Pick out every line in the data below that holds "screenshot".

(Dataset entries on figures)
*-*-*

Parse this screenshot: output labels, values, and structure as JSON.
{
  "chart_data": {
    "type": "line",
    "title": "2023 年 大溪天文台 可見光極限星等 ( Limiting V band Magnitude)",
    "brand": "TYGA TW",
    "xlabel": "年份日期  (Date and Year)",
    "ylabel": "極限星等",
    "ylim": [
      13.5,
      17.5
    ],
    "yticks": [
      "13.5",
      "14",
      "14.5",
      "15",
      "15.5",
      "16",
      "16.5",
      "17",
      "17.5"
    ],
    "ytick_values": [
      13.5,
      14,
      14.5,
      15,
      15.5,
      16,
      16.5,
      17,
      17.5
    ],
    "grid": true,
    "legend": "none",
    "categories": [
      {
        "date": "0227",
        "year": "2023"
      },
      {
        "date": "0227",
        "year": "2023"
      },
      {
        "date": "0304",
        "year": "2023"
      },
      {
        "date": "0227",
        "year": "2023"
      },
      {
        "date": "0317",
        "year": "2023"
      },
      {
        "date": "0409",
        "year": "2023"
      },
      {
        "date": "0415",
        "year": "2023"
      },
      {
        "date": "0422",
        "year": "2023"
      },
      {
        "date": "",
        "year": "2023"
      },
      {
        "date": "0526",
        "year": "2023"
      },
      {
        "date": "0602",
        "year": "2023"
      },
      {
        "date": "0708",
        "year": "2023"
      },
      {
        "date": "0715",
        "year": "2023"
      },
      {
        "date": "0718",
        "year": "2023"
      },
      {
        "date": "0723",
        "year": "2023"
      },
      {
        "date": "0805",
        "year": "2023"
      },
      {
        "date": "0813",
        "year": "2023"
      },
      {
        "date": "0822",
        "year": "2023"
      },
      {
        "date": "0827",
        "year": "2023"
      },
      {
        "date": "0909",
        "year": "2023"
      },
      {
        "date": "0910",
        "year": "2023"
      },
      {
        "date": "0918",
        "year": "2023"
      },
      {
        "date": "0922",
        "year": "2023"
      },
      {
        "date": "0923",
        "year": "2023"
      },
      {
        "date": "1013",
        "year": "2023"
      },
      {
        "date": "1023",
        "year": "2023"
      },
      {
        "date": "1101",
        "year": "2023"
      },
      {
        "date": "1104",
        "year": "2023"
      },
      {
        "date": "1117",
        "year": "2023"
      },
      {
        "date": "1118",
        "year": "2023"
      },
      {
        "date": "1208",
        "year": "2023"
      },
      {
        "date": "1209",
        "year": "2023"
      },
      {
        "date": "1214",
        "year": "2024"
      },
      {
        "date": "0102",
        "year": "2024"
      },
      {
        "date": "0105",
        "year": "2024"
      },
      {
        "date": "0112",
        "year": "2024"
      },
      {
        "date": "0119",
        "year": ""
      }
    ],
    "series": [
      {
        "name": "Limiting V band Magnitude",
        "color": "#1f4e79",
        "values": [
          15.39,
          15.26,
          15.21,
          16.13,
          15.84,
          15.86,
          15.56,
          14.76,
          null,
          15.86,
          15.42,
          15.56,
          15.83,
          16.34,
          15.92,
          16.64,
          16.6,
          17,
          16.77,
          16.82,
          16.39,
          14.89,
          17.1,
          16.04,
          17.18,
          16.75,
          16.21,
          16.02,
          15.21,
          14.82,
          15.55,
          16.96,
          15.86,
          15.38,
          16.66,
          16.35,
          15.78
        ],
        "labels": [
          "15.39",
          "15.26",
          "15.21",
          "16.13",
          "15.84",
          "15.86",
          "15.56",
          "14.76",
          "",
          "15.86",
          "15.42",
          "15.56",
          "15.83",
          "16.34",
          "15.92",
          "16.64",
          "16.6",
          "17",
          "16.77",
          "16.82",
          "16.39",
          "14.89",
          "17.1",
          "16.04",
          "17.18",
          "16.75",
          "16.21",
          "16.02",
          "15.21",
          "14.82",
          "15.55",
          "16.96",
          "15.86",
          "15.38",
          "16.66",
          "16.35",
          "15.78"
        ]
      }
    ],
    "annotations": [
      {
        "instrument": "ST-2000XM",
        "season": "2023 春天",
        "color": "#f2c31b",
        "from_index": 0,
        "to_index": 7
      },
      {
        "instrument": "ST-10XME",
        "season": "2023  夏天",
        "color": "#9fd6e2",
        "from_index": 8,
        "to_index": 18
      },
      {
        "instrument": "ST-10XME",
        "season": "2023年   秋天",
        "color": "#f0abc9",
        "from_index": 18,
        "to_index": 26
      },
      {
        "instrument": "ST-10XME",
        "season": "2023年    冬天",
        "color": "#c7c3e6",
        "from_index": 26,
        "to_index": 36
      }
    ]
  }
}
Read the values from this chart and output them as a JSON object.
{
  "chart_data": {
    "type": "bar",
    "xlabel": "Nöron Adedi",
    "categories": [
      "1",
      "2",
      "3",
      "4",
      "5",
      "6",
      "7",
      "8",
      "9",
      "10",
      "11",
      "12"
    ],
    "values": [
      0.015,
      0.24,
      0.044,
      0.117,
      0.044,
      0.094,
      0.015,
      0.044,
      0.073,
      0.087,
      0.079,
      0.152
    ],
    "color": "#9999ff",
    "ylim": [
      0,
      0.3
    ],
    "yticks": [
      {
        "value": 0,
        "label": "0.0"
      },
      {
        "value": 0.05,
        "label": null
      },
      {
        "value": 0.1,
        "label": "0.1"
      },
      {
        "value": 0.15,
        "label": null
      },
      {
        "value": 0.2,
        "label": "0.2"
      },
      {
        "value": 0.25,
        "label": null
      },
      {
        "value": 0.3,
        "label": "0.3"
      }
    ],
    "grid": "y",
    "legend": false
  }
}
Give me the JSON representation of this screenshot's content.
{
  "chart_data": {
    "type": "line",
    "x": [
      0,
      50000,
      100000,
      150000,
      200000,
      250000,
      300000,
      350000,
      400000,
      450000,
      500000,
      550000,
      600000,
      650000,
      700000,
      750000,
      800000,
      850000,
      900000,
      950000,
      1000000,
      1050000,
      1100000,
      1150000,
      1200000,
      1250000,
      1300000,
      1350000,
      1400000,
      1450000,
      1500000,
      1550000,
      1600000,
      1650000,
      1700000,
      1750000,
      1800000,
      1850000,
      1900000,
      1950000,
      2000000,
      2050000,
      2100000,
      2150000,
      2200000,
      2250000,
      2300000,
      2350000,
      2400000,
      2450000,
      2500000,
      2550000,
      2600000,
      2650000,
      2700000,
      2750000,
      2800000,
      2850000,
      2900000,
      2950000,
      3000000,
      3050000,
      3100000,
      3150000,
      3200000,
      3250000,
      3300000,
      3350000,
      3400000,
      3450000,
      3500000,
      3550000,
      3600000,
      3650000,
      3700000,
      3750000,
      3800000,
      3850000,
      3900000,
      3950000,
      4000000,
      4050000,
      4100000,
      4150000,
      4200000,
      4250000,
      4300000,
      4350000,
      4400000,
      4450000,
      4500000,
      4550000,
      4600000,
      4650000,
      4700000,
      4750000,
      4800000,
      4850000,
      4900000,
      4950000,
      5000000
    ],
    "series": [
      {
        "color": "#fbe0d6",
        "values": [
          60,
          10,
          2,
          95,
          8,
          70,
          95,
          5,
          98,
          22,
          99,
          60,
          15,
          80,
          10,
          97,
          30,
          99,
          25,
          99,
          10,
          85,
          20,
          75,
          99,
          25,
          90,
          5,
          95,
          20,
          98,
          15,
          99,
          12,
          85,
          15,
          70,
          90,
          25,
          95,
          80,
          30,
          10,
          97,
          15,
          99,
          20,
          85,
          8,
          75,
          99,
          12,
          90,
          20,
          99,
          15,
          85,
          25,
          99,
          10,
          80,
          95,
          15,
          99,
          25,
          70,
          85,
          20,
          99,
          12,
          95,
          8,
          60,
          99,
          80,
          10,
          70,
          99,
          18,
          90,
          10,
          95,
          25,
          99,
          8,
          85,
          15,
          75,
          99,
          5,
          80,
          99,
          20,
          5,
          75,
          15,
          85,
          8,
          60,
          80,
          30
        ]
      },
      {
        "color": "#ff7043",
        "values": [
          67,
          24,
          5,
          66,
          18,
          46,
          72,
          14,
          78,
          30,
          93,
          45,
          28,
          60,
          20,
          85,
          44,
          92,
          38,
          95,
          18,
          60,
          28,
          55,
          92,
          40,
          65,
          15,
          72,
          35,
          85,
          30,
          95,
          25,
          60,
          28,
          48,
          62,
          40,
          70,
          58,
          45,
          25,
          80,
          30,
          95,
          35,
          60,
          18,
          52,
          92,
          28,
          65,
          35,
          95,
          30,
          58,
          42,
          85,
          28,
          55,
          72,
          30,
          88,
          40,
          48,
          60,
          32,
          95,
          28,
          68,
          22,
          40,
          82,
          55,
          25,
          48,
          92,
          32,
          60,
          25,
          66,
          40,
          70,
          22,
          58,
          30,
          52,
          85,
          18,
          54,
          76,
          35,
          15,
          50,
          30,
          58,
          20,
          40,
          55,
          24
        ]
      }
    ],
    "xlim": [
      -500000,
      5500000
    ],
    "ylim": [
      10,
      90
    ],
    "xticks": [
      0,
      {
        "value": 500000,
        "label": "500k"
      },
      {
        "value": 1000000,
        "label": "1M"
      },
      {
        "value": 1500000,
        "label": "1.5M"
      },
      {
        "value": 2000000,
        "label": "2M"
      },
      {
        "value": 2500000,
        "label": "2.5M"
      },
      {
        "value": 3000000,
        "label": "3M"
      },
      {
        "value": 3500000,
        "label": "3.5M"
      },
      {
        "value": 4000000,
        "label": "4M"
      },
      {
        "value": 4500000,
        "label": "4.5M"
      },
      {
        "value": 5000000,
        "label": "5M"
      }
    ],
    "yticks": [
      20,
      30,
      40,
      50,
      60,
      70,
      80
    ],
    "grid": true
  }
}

*-*-*

**Response:**
Parse this screenshot: output labels, values, and structure as JSON.
Give me the JSON representation of this screenshot's content.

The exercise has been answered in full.